Below are some records. Copy every line in them that holds "name".

......

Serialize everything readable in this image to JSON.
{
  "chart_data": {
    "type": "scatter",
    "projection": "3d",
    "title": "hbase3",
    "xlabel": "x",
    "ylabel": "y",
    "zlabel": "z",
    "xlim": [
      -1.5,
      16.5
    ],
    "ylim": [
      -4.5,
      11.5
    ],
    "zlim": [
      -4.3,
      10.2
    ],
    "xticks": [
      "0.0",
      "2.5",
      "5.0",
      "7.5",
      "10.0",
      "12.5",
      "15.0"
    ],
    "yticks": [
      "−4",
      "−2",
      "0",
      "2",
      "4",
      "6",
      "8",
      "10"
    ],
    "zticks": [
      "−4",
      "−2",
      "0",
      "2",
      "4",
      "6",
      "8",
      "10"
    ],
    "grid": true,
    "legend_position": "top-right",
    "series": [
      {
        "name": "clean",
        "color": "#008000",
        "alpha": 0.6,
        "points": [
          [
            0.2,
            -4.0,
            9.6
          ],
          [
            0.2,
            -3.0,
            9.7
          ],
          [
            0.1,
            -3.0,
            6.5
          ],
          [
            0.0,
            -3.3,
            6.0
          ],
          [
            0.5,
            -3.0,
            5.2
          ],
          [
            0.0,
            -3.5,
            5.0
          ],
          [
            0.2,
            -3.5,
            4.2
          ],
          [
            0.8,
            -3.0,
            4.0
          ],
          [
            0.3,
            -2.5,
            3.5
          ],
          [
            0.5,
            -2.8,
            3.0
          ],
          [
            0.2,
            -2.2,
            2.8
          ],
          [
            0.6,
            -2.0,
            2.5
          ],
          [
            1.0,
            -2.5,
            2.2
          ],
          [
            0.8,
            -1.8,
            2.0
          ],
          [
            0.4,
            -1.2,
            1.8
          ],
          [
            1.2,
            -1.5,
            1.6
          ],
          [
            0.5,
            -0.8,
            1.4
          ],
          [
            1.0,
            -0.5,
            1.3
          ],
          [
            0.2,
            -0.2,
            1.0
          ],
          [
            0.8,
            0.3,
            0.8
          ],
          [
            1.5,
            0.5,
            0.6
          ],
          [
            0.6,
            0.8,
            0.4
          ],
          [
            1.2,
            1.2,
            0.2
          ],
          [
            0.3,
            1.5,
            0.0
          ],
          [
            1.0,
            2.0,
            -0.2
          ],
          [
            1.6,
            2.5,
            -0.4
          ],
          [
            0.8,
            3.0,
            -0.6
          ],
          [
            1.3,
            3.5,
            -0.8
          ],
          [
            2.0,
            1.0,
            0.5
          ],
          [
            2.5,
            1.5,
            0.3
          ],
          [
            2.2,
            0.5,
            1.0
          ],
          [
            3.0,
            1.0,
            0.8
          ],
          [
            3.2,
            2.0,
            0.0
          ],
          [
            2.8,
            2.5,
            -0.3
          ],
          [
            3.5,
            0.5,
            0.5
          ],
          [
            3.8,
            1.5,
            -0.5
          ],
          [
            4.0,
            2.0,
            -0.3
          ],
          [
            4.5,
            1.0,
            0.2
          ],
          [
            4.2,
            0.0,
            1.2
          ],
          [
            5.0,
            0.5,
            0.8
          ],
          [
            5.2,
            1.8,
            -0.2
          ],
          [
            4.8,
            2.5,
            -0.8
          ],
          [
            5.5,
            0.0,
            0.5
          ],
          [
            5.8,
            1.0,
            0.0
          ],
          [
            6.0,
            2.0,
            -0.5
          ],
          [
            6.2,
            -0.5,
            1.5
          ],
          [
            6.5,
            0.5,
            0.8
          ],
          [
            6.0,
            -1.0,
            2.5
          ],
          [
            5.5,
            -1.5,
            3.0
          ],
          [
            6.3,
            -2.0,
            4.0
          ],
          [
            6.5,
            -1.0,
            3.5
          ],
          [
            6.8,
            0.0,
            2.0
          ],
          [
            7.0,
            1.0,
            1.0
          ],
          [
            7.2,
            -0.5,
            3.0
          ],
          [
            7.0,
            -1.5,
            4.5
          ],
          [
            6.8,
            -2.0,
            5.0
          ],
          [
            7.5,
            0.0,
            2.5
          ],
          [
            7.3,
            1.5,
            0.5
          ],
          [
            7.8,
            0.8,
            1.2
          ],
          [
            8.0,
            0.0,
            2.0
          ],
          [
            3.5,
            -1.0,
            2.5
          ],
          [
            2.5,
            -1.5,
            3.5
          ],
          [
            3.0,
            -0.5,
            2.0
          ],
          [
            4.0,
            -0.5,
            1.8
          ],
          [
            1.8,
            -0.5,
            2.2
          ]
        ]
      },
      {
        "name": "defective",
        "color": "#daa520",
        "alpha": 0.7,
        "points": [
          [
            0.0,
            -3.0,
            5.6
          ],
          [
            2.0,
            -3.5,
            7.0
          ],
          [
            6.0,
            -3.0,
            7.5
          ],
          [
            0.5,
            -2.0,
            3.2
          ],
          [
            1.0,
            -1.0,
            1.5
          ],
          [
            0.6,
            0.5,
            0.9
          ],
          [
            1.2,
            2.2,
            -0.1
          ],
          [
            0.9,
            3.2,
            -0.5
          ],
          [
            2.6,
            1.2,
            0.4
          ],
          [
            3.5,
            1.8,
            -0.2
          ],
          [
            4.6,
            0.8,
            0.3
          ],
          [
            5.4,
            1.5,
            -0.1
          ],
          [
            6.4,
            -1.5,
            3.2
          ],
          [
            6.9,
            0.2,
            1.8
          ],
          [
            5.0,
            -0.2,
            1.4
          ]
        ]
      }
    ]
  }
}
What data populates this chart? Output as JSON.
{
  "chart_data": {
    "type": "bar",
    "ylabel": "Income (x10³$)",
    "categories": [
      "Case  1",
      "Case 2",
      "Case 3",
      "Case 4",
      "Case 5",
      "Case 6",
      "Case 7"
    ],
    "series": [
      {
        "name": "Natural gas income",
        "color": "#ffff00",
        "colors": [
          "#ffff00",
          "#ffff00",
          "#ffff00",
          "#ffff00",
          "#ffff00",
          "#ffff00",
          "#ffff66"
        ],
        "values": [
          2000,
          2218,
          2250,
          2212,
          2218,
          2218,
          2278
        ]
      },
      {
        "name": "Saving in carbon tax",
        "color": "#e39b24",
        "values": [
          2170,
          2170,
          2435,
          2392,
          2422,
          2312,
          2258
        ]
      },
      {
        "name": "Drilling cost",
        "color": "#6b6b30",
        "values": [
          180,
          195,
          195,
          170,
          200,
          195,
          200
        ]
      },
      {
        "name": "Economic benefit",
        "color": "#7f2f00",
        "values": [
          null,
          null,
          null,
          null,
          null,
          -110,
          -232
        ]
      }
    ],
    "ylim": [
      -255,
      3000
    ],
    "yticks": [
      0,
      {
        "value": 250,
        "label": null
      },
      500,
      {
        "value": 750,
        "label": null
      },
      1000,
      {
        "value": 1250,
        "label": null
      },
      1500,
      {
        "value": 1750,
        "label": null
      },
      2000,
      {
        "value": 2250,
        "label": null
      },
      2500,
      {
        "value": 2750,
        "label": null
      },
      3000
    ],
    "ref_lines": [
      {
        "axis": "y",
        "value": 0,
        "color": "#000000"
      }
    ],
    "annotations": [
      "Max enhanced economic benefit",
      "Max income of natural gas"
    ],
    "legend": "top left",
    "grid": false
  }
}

......

■ SOLUTION FOR THIS EXERCISE
        "name": "clean",
        "name": "defective",
        "name": "Natural gas income",
        "name": "Saving in carbon tax",
        "name": "Drilling cost",
        "name": "Economic benefit",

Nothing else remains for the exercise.